Start of ITEMS
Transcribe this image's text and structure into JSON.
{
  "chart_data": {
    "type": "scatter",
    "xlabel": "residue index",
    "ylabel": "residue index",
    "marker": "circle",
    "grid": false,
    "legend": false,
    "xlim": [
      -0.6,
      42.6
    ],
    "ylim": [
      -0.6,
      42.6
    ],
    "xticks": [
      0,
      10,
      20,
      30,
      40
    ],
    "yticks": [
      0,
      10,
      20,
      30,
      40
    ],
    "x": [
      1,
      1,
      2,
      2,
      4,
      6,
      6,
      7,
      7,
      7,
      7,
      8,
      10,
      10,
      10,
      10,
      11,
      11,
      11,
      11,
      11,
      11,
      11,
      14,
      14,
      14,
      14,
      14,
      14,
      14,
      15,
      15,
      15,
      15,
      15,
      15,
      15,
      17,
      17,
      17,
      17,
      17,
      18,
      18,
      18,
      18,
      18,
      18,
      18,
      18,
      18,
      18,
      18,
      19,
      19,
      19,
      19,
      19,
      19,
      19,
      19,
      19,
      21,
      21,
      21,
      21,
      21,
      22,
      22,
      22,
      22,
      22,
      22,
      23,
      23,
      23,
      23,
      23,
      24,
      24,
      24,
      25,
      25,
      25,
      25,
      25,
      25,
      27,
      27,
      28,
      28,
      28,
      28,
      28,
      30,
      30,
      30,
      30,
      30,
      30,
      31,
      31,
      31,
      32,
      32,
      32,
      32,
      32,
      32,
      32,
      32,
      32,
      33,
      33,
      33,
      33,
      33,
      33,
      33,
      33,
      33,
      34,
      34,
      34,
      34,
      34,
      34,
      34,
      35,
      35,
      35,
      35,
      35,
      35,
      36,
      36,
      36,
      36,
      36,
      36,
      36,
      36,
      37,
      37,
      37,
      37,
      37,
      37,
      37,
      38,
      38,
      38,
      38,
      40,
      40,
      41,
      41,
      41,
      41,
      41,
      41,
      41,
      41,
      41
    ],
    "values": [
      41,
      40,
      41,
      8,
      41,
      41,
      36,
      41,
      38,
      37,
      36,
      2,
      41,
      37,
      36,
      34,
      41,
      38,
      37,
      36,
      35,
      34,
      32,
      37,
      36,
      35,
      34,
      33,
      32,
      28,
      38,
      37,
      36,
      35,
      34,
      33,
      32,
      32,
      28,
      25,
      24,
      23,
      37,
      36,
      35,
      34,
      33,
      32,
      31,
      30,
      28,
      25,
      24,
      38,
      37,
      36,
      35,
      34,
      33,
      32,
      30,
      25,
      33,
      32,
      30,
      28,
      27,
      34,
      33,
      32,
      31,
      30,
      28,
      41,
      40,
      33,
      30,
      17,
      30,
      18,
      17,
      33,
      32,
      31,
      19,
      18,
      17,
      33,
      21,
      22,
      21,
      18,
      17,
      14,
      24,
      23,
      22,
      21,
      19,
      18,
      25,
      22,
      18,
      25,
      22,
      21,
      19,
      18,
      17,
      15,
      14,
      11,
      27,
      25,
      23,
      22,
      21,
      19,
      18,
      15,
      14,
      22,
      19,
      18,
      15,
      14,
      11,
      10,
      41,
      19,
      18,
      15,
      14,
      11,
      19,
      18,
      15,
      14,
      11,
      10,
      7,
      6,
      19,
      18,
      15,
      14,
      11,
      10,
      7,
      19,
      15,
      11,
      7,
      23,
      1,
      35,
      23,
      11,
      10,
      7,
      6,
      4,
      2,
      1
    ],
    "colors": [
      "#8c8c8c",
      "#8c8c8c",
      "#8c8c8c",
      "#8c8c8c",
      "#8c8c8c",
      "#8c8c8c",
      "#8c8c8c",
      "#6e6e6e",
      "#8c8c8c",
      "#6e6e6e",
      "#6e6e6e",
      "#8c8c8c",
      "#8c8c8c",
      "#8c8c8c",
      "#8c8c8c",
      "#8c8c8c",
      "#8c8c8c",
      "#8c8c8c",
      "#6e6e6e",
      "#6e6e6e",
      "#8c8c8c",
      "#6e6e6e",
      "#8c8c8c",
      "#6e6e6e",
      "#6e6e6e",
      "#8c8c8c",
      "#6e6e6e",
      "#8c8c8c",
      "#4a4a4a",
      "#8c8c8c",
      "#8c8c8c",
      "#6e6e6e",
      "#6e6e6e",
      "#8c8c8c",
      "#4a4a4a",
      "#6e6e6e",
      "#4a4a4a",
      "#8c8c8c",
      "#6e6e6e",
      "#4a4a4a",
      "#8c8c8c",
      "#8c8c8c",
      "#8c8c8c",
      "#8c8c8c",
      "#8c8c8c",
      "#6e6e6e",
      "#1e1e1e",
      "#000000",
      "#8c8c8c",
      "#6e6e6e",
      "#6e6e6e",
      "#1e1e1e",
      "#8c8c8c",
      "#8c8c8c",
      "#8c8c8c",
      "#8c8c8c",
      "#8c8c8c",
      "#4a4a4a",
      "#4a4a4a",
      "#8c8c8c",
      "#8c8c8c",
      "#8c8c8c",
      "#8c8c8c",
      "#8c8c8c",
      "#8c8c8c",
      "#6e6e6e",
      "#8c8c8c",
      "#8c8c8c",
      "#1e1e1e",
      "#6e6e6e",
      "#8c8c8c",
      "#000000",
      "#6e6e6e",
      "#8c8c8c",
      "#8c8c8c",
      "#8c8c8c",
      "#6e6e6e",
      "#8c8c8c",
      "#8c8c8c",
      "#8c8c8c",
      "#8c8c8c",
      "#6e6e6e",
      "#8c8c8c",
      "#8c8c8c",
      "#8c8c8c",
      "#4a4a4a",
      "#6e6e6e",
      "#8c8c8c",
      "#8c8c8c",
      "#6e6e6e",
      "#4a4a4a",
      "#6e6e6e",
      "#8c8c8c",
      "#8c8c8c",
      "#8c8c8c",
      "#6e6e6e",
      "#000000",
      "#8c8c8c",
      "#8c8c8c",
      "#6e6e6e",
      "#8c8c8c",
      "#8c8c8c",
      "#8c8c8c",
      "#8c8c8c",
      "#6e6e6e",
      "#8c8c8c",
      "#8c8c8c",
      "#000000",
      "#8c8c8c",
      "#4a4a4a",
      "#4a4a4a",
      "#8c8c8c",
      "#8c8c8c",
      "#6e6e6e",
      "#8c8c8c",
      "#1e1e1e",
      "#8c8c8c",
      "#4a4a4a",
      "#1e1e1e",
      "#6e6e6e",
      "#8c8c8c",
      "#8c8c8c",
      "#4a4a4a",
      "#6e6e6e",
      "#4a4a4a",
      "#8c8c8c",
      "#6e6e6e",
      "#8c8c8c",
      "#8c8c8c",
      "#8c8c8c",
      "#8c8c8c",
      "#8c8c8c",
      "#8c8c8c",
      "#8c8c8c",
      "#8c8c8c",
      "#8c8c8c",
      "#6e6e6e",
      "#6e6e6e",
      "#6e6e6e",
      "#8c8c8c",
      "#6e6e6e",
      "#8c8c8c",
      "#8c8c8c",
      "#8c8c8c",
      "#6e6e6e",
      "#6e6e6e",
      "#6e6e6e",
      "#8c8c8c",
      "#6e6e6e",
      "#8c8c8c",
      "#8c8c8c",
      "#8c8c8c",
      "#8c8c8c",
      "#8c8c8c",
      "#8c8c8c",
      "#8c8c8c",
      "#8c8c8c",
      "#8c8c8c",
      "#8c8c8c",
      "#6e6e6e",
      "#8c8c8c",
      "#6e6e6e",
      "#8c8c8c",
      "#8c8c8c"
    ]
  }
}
End of ITEMS
DESCRIPTION OF THE TASK
Copy each line above containing the string "residue".

RESPONSE TO THE EXERCISE
    "xlabel": "residue index",
    "ylabel": "residue index",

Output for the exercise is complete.